* **Goal**: Count only the lines of the records that hold "object", then give the number without any other words.

───── Given information ─────

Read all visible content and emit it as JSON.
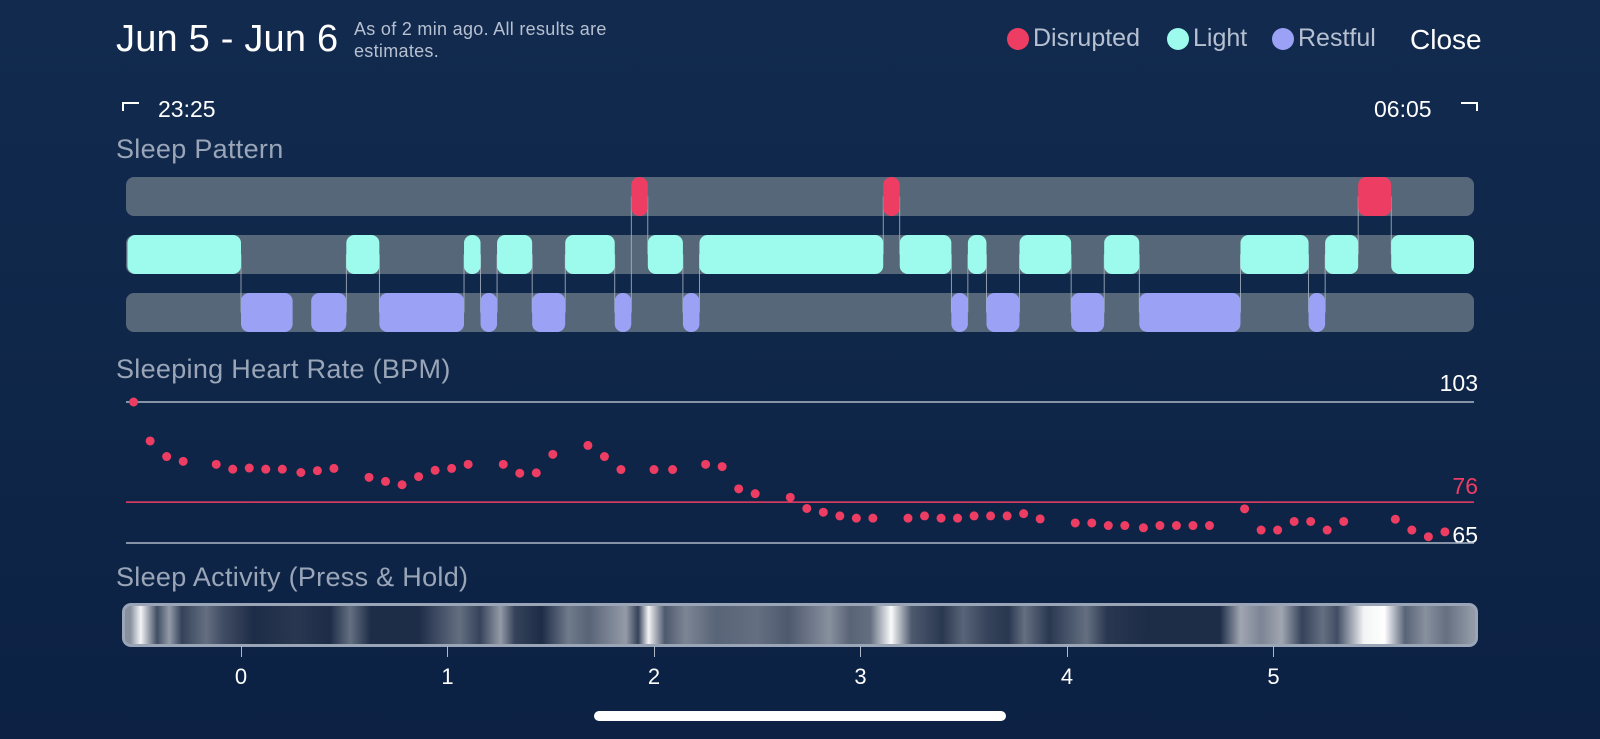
{
  "header": {
    "title": "Jun 5 - Jun 6",
    "subtitle": "As of 2 min ago. All results are estimates.",
    "close_label": "Close"
  },
  "legend": [
    {
      "label": "Disrupted",
      "color": "#ee3d63"
    },
    {
      "label": "Light",
      "color": "#9cfbec"
    },
    {
      "label": "Restful",
      "color": "#9ba2f6"
    }
  ],
  "time_range": {
    "start": "23:25",
    "end": "06:05"
  },
  "sleep_pattern": {
    "title": "Sleep Pattern",
    "track_color": "#566779",
    "segments": [
      {
        "stage": "light",
        "start": -0.55,
        "end": 0.0
      },
      {
        "stage": "restful",
        "start": 0.0,
        "end": 0.25
      },
      {
        "stage": "restful",
        "start": 0.34,
        "end": 0.51
      },
      {
        "stage": "light",
        "start": 0.51,
        "end": 0.67
      },
      {
        "stage": "restful",
        "start": 0.67,
        "end": 1.08
      },
      {
        "stage": "light",
        "start": 1.08,
        "end": 1.16
      },
      {
        "stage": "restful",
        "start": 1.16,
        "end": 1.24
      },
      {
        "stage": "light",
        "start": 1.24,
        "end": 1.41
      },
      {
        "stage": "restful",
        "start": 1.41,
        "end": 1.57
      },
      {
        "stage": "light",
        "start": 1.57,
        "end": 1.81
      },
      {
        "stage": "restful",
        "start": 1.81,
        "end": 1.89
      },
      {
        "stage": "disrupted",
        "start": 1.89,
        "end": 1.97
      },
      {
        "stage": "light",
        "start": 1.97,
        "end": 2.14
      },
      {
        "stage": "restful",
        "start": 2.14,
        "end": 2.22
      },
      {
        "stage": "light",
        "start": 2.22,
        "end": 3.11
      },
      {
        "stage": "disrupted",
        "start": 3.11,
        "end": 3.19
      },
      {
        "stage": "light",
        "start": 3.19,
        "end": 3.44
      },
      {
        "stage": "restful",
        "start": 3.44,
        "end": 3.52
      },
      {
        "stage": "light",
        "start": 3.52,
        "end": 3.61
      },
      {
        "stage": "restful",
        "start": 3.61,
        "end": 3.77
      },
      {
        "stage": "light",
        "start": 3.77,
        "end": 4.02
      },
      {
        "stage": "restful",
        "start": 4.02,
        "end": 4.18
      },
      {
        "stage": "light",
        "start": 4.18,
        "end": 4.35
      },
      {
        "stage": "restful",
        "start": 4.35,
        "end": 4.84
      },
      {
        "stage": "light",
        "start": 4.84,
        "end": 5.17
      },
      {
        "stage": "restful",
        "start": 5.17,
        "end": 5.25
      },
      {
        "stage": "light",
        "start": 5.25,
        "end": 5.41
      },
      {
        "stage": "disrupted",
        "start": 5.41,
        "end": 5.57
      },
      {
        "stage": "light",
        "start": 5.57,
        "end": 5.98
      }
    ]
  },
  "heart_rate": {
    "title": "Sleeping Heart Rate (BPM)",
    "max_label": "103",
    "avg_label": "76",
    "min_label": "65",
    "max": 103,
    "avg": 76,
    "min": 65,
    "color": "#ee3d63",
    "points": [
      [
        -0.52,
        103
      ],
      [
        -0.44,
        92.5
      ],
      [
        -0.36,
        88.3
      ],
      [
        -0.28,
        87
      ],
      [
        -0.12,
        86.2
      ],
      [
        -0.04,
        84.9
      ],
      [
        0.04,
        85.2
      ],
      [
        0.12,
        84.9
      ],
      [
        0.2,
        84.9
      ],
      [
        0.29,
        84
      ],
      [
        0.37,
        84.5
      ],
      [
        0.45,
        85.1
      ],
      [
        0.62,
        82.7
      ],
      [
        0.7,
        81.6
      ],
      [
        0.78,
        80.7
      ],
      [
        0.86,
        82.9
      ],
      [
        0.94,
        84.6
      ],
      [
        1.02,
        85.1
      ],
      [
        1.1,
        86.2
      ],
      [
        1.27,
        86.2
      ],
      [
        1.35,
        83.8
      ],
      [
        1.43,
        83.9
      ],
      [
        1.51,
        88.9
      ],
      [
        1.68,
        91.3
      ],
      [
        1.76,
        88.3
      ],
      [
        1.84,
        84.8
      ],
      [
        2.0,
        84.8
      ],
      [
        2.09,
        84.8
      ],
      [
        2.25,
        86.2
      ],
      [
        2.33,
        85.6
      ],
      [
        2.41,
        79.6
      ],
      [
        2.49,
        78.3
      ],
      [
        2.66,
        77.3
      ],
      [
        2.74,
        74.3
      ],
      [
        2.82,
        73.3
      ],
      [
        2.9,
        72.3
      ],
      [
        2.98,
        71.7
      ],
      [
        3.06,
        71.7
      ],
      [
        3.23,
        71.7
      ],
      [
        3.31,
        72.3
      ],
      [
        3.39,
        71.7
      ],
      [
        3.47,
        71.7
      ],
      [
        3.55,
        72.3
      ],
      [
        3.63,
        72.3
      ],
      [
        3.71,
        72.3
      ],
      [
        3.79,
        72.9
      ],
      [
        3.87,
        71.5
      ],
      [
        4.04,
        70.4
      ],
      [
        4.12,
        70.4
      ],
      [
        4.2,
        69.7
      ],
      [
        4.28,
        69.7
      ],
      [
        4.37,
        69.1
      ],
      [
        4.45,
        69.7
      ],
      [
        4.53,
        69.7
      ],
      [
        4.61,
        69.7
      ],
      [
        4.69,
        69.7
      ],
      [
        4.86,
        74.2
      ],
      [
        4.94,
        68.5
      ],
      [
        5.02,
        68.5
      ],
      [
        5.1,
        70.8
      ],
      [
        5.18,
        70.8
      ],
      [
        5.26,
        68.5
      ],
      [
        5.34,
        70.8
      ],
      [
        5.59,
        71.4
      ],
      [
        5.67,
        68.5
      ],
      [
        5.75,
        66.7
      ],
      [
        5.83,
        68
      ]
    ]
  },
  "sleep_activity": {
    "title": "Sleep Activity (Press & Hold)",
    "intensity": [
      {
        "pos": -0.55,
        "level": 0.5
      },
      {
        "pos": -0.5,
        "level": 0.95
      },
      {
        "pos": -0.42,
        "level": 0.2
      },
      {
        "pos": -0.36,
        "level": 0.55
      },
      {
        "pos": -0.3,
        "level": 0.15
      },
      {
        "pos": -0.18,
        "level": 0.35
      },
      {
        "pos": -0.1,
        "level": 0.2
      },
      {
        "pos": 0.05,
        "level": 0.05
      },
      {
        "pos": 0.25,
        "level": 0.1
      },
      {
        "pos": 0.42,
        "level": 0.05
      },
      {
        "pos": 0.52,
        "level": 0.35
      },
      {
        "pos": 0.62,
        "level": 0.05
      },
      {
        "pos": 0.85,
        "level": 0.05
      },
      {
        "pos": 1.05,
        "level": 0.35
      },
      {
        "pos": 1.15,
        "level": 0.15
      },
      {
        "pos": 1.25,
        "level": 0.55
      },
      {
        "pos": 1.32,
        "level": 0.15
      },
      {
        "pos": 1.45,
        "level": 0.05
      },
      {
        "pos": 1.58,
        "level": 0.4
      },
      {
        "pos": 1.68,
        "level": 0.3
      },
      {
        "pos": 1.86,
        "level": 0.55
      },
      {
        "pos": 1.92,
        "level": 0.15
      },
      {
        "pos": 1.97,
        "level": 0.95
      },
      {
        "pos": 2.05,
        "level": 0.25
      },
      {
        "pos": 2.15,
        "level": 0.45
      },
      {
        "pos": 2.3,
        "level": 0.3
      },
      {
        "pos": 2.5,
        "level": 0.35
      },
      {
        "pos": 2.65,
        "level": 0.25
      },
      {
        "pos": 2.85,
        "level": 0.5
      },
      {
        "pos": 2.95,
        "level": 0.3
      },
      {
        "pos": 3.05,
        "level": 0.35
      },
      {
        "pos": 3.15,
        "level": 0.98
      },
      {
        "pos": 3.25,
        "level": 0.25
      },
      {
        "pos": 3.4,
        "level": 0.1
      },
      {
        "pos": 3.5,
        "level": 0.3
      },
      {
        "pos": 3.62,
        "level": 0.15
      },
      {
        "pos": 3.72,
        "level": 0.1
      },
      {
        "pos": 3.8,
        "level": 0.35
      },
      {
        "pos": 3.92,
        "level": 0.1
      },
      {
        "pos": 4.1,
        "level": 0.35
      },
      {
        "pos": 4.2,
        "level": 0.1
      },
      {
        "pos": 4.4,
        "level": 0.05
      },
      {
        "pos": 4.75,
        "level": 0.05
      },
      {
        "pos": 4.85,
        "level": 0.6
      },
      {
        "pos": 4.95,
        "level": 0.45
      },
      {
        "pos": 5.05,
        "level": 0.6
      },
      {
        "pos": 5.15,
        "level": 0.15
      },
      {
        "pos": 5.25,
        "level": 0.35
      },
      {
        "pos": 5.32,
        "level": 0.2
      },
      {
        "pos": 5.45,
        "level": 0.95
      },
      {
        "pos": 5.55,
        "level": 1.0
      },
      {
        "pos": 5.65,
        "level": 0.3
      },
      {
        "pos": 5.75,
        "level": 0.5
      },
      {
        "pos": 5.85,
        "level": 0.35
      },
      {
        "pos": 5.98,
        "level": 0.55
      }
    ]
  },
  "axis": {
    "ticks": [
      "0",
      "1",
      "2",
      "3",
      "4",
      "5"
    ]
  }
}
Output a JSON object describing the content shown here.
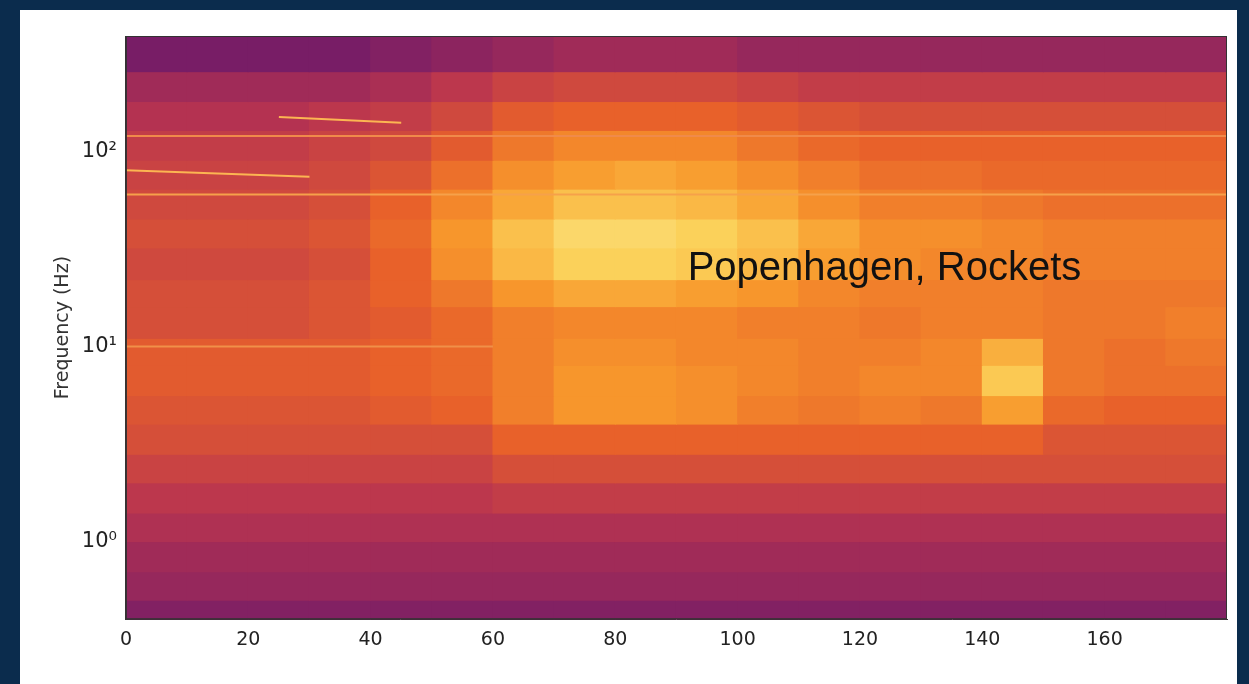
{
  "chart_data": {
    "type": "heatmap",
    "y_label": "Frequency (Hz)",
    "annotations": [
      {
        "text": "Popenhagen, Rockets",
        "x": 124,
        "y": 25
      }
    ],
    "xlim": [
      0,
      180
    ],
    "xticks": [
      0,
      20,
      40,
      60,
      80,
      100,
      120,
      140,
      160
    ],
    "ylim": [
      0.4,
      390
    ],
    "yticks": [
      {
        "value": 1,
        "label": "10⁰"
      },
      {
        "value": 10,
        "label": "10¹"
      },
      {
        "value": 100,
        "label": "10²"
      }
    ],
    "log": "y",
    "grid": false,
    "x_edges": [
      0,
      10,
      20,
      30,
      40,
      50,
      60,
      70,
      80,
      90,
      100,
      110,
      120,
      130,
      140,
      150,
      160,
      170,
      180
    ],
    "y_edges": [
      0.4,
      0.5,
      0.7,
      1,
      1.4,
      2,
      2.8,
      4,
      5.6,
      8,
      11,
      16,
      22,
      32,
      45,
      64,
      90,
      128,
      180,
      256,
      390
    ],
    "color_range": [
      0,
      10
    ],
    "cells": [
      [
        3.4,
        3.4,
        3.4,
        3.4,
        3.4,
        3.4,
        3.4,
        3.4,
        3.4,
        3.4,
        3.4,
        3.4,
        3.4,
        3.4,
        3.4,
        3.4,
        3.4,
        3.4
      ],
      [
        3.8,
        3.8,
        3.8,
        3.8,
        3.8,
        3.8,
        3.8,
        3.8,
        3.8,
        3.8,
        3.8,
        3.8,
        3.8,
        3.8,
        3.8,
        3.8,
        3.8,
        3.8
      ],
      [
        4.0,
        4.0,
        4.0,
        4.0,
        4.0,
        4.0,
        4.0,
        4.0,
        4.0,
        4.0,
        4.0,
        4.0,
        4.0,
        4.0,
        4.0,
        4.0,
        4.0,
        4.0
      ],
      [
        4.3,
        4.3,
        4.3,
        4.3,
        4.3,
        4.3,
        4.3,
        4.3,
        4.3,
        4.3,
        4.3,
        4.3,
        4.3,
        4.3,
        4.3,
        4.3,
        4.3,
        4.3
      ],
      [
        4.6,
        4.6,
        4.6,
        4.6,
        4.6,
        4.6,
        4.8,
        4.8,
        4.8,
        4.8,
        4.8,
        4.8,
        4.8,
        4.8,
        4.8,
        4.8,
        4.8,
        4.8
      ],
      [
        5.0,
        5.0,
        5.0,
        5.0,
        5.0,
        5.0,
        5.4,
        5.4,
        5.4,
        5.4,
        5.4,
        5.4,
        5.4,
        5.4,
        5.4,
        5.4,
        5.4,
        5.4
      ],
      [
        5.4,
        5.4,
        5.4,
        5.4,
        5.4,
        5.4,
        6.0,
        6.0,
        6.0,
        6.0,
        6.0,
        6.0,
        6.0,
        6.0,
        6.0,
        5.6,
        5.6,
        5.6
      ],
      [
        5.6,
        5.6,
        5.6,
        5.6,
        5.8,
        6.0,
        6.8,
        7.4,
        7.4,
        7.2,
        6.8,
        6.6,
        6.8,
        6.6,
        7.6,
        6.2,
        6.0,
        6.0
      ],
      [
        5.8,
        5.8,
        5.8,
        5.8,
        6.0,
        6.2,
        6.8,
        7.4,
        7.4,
        7.2,
        7.0,
        6.8,
        7.0,
        7.0,
        8.6,
        6.6,
        6.4,
        6.4
      ],
      [
        5.8,
        5.8,
        5.8,
        5.8,
        6.0,
        6.2,
        6.8,
        7.2,
        7.2,
        7.0,
        7.0,
        6.8,
        6.8,
        7.0,
        8.0,
        6.6,
        6.4,
        6.6
      ],
      [
        5.4,
        5.4,
        5.4,
        5.6,
        5.8,
        6.2,
        6.8,
        7.0,
        7.0,
        7.0,
        6.8,
        6.8,
        6.6,
        6.8,
        6.8,
        6.6,
        6.6,
        6.8
      ],
      [
        5.4,
        5.4,
        5.4,
        5.6,
        6.0,
        6.6,
        7.4,
        7.8,
        7.8,
        7.6,
        7.4,
        7.0,
        6.8,
        6.8,
        6.8,
        6.6,
        6.6,
        6.6
      ],
      [
        5.2,
        5.2,
        5.2,
        5.4,
        6.0,
        7.2,
        8.2,
        8.8,
        8.8,
        8.6,
        8.2,
        7.6,
        7.2,
        7.0,
        7.0,
        6.8,
        6.8,
        6.8
      ],
      [
        5.4,
        5.4,
        5.4,
        5.6,
        6.2,
        7.4,
        8.4,
        9.0,
        9.0,
        8.8,
        8.4,
        7.8,
        7.2,
        7.2,
        7.0,
        6.8,
        6.8,
        6.8
      ],
      [
        5.2,
        5.2,
        5.2,
        5.4,
        6.0,
        7.0,
        7.8,
        8.4,
        8.4,
        8.2,
        7.8,
        7.2,
        6.8,
        6.8,
        6.6,
        6.4,
        6.4,
        6.4
      ],
      [
        5.0,
        5.0,
        5.0,
        5.2,
        5.6,
        6.4,
        7.2,
        7.6,
        7.8,
        7.6,
        7.2,
        6.8,
        6.4,
        6.4,
        6.2,
        6.2,
        6.2,
        6.2
      ],
      [
        4.8,
        4.8,
        4.8,
        5.0,
        5.2,
        5.8,
        6.6,
        7.0,
        7.0,
        7.0,
        6.6,
        6.2,
        6.0,
        6.0,
        6.0,
        6.0,
        6.0,
        6.0
      ],
      [
        4.4,
        4.4,
        4.4,
        4.6,
        4.8,
        5.2,
        5.8,
        6.0,
        6.0,
        6.0,
        5.8,
        5.6,
        5.4,
        5.4,
        5.4,
        5.4,
        5.4,
        5.4
      ],
      [
        4.0,
        4.0,
        4.0,
        4.0,
        4.2,
        4.6,
        5.0,
        5.2,
        5.2,
        5.2,
        5.0,
        4.8,
        4.8,
        4.8,
        4.8,
        4.8,
        4.8,
        4.8
      ],
      [
        3.2,
        3.2,
        3.2,
        3.2,
        3.4,
        3.6,
        3.8,
        4.0,
        4.0,
        4.0,
        3.8,
        3.8,
        3.8,
        3.8,
        3.8,
        3.8,
        3.8,
        3.8
      ]
    ],
    "lines": [
      {
        "x": [
          0,
          180
        ],
        "y": [
          60,
          60
        ],
        "color": "#f6a14a"
      },
      {
        "x": [
          0,
          180
        ],
        "y": [
          120,
          120
        ],
        "color": "#f08a4a"
      },
      {
        "x": [
          0,
          60
        ],
        "y": [
          10,
          10
        ],
        "color": "#f09048"
      },
      {
        "x": [
          0,
          30
        ],
        "y": [
          80,
          74
        ],
        "color": "#fcb552"
      },
      {
        "x": [
          25,
          45
        ],
        "y": [
          150,
          140
        ],
        "color": "#fcb552"
      }
    ]
  }
}
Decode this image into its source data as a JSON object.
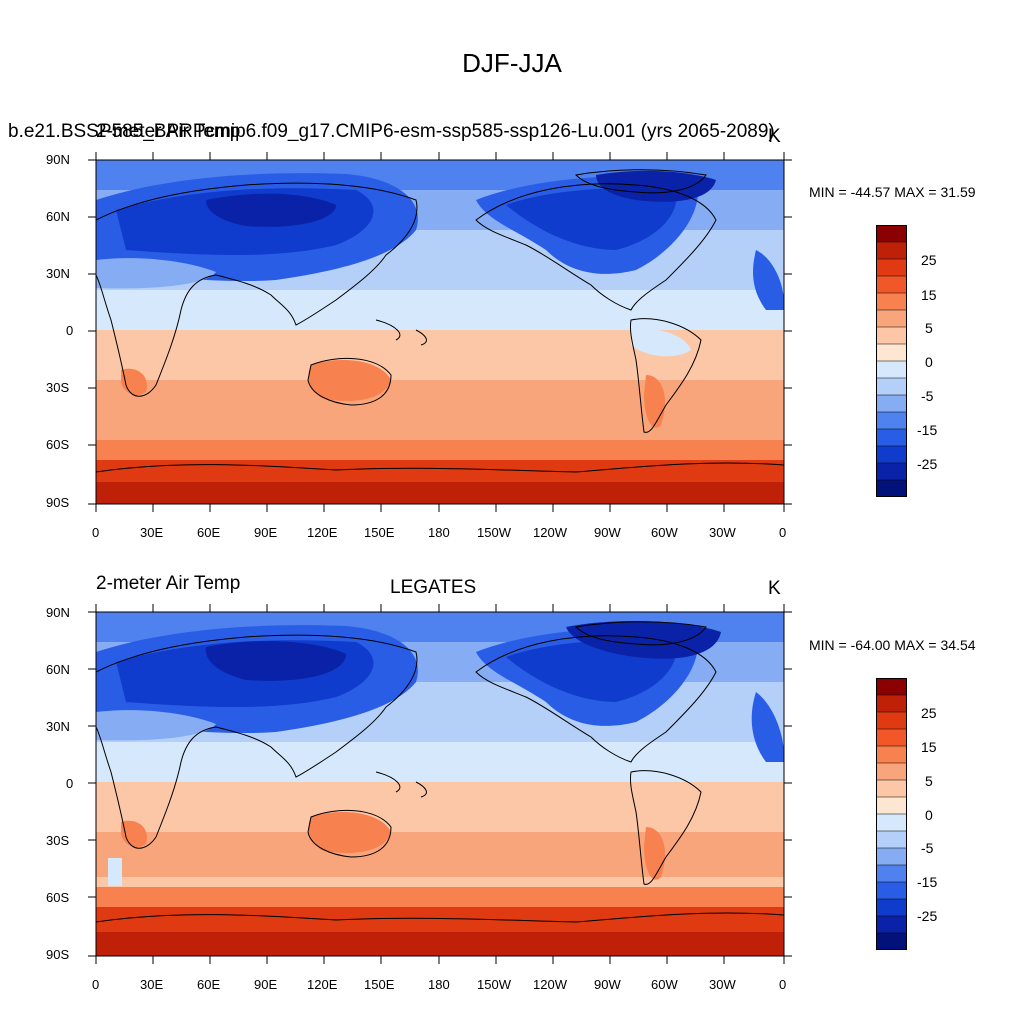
{
  "figure": {
    "title": "DJF-JJA"
  },
  "panels": [
    {
      "id": "model",
      "left_label": "2-meter Air Temp",
      "center_label": "b.e21.BSSP585_BPRPcmip6.f09_g17.CMIP6-esm-ssp585-ssp126-Lu.001 (yrs 2065-2089)",
      "right_label": "K",
      "stats": "MIN = -44.57 MAX =  31.59"
    },
    {
      "id": "obs",
      "left_label": "2-meter Air Temp",
      "center_label": "LEGATES",
      "right_label": "K",
      "stats": "MIN = -64.00 MAX =  34.54"
    }
  ],
  "axes": {
    "lat_labels": [
      "90N",
      "60N",
      "30N",
      "0",
      "30S",
      "60S",
      "90S"
    ],
    "lon_labels": [
      "0",
      "30E",
      "60E",
      "90E",
      "120E",
      "150E",
      "180",
      "150W",
      "120W",
      "90W",
      "60W",
      "30W",
      "0"
    ]
  },
  "colorbar": {
    "labels": [
      "25",
      "15",
      "5",
      "0",
      "-5",
      "-15",
      "-25"
    ],
    "colors": [
      "#8b0000",
      "#bf2108",
      "#e03a12",
      "#f2572a",
      "#f7814f",
      "#f9a57b",
      "#fbc7a6",
      "#fde6d2",
      "#d6e8fb",
      "#b4cff8",
      "#86acf4",
      "#4f82ee",
      "#2a5de6",
      "#0f3ccc",
      "#0a22a8",
      "#03127a"
    ]
  },
  "colors": {
    "deep_blue": "#0a22a8",
    "mid_blue": "#2a5de6",
    "light_blue": "#b4cff8",
    "pale_blue": "#d6e8fb",
    "pale_orange": "#fbc7a6",
    "orange": "#f7814f",
    "red": "#bf2108"
  }
}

─────

* **Solution**: 2